▶ _THE EXERCISE_: Work through the material below and count the lines holding the word "text"; give that count and nothing more.
## START DATA EXTRACT
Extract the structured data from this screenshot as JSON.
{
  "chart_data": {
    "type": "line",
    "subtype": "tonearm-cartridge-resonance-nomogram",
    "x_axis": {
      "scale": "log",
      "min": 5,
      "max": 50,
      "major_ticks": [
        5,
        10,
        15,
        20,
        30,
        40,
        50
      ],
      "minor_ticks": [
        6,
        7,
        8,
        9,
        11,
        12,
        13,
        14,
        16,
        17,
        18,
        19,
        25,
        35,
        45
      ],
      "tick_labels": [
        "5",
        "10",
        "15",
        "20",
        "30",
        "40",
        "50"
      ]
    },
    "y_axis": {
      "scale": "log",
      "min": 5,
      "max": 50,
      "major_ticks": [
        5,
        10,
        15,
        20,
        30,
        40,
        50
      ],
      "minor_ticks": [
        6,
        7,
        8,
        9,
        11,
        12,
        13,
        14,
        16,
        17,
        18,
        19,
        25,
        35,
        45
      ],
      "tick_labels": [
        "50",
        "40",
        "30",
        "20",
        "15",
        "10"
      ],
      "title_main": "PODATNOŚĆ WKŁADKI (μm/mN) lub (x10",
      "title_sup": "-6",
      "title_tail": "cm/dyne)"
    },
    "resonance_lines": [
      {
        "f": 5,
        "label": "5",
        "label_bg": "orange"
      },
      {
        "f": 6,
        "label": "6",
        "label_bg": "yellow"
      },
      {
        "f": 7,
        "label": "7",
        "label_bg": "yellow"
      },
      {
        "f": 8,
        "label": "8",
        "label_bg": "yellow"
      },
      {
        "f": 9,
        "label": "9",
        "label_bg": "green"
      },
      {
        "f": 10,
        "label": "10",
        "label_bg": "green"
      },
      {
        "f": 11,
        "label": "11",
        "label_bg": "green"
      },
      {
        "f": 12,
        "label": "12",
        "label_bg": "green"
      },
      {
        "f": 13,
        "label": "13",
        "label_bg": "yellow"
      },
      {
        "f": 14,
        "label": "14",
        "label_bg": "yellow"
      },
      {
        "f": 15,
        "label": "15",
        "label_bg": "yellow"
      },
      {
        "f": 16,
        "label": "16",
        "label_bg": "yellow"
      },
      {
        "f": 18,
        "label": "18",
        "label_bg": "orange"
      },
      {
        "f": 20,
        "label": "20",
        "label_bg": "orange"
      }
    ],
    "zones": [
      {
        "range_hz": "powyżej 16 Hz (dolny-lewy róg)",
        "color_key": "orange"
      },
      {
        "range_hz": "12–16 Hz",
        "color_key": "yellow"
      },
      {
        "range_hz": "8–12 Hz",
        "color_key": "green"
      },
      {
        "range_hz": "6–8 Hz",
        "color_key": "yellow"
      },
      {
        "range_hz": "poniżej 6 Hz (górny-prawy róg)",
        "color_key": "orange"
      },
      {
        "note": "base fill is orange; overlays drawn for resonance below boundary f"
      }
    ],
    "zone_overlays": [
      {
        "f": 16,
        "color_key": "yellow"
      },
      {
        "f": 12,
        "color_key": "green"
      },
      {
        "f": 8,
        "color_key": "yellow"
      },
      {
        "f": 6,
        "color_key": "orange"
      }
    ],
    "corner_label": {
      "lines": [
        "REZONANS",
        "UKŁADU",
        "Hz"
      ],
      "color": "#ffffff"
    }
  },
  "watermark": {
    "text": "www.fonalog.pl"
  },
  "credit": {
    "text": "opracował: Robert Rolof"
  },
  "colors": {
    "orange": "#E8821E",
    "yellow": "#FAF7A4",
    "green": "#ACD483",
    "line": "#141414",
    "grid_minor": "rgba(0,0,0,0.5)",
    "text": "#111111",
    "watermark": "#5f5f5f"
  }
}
## END DATA EXTRACT
▶ _ANSWER TO THE EXERCISE_: 3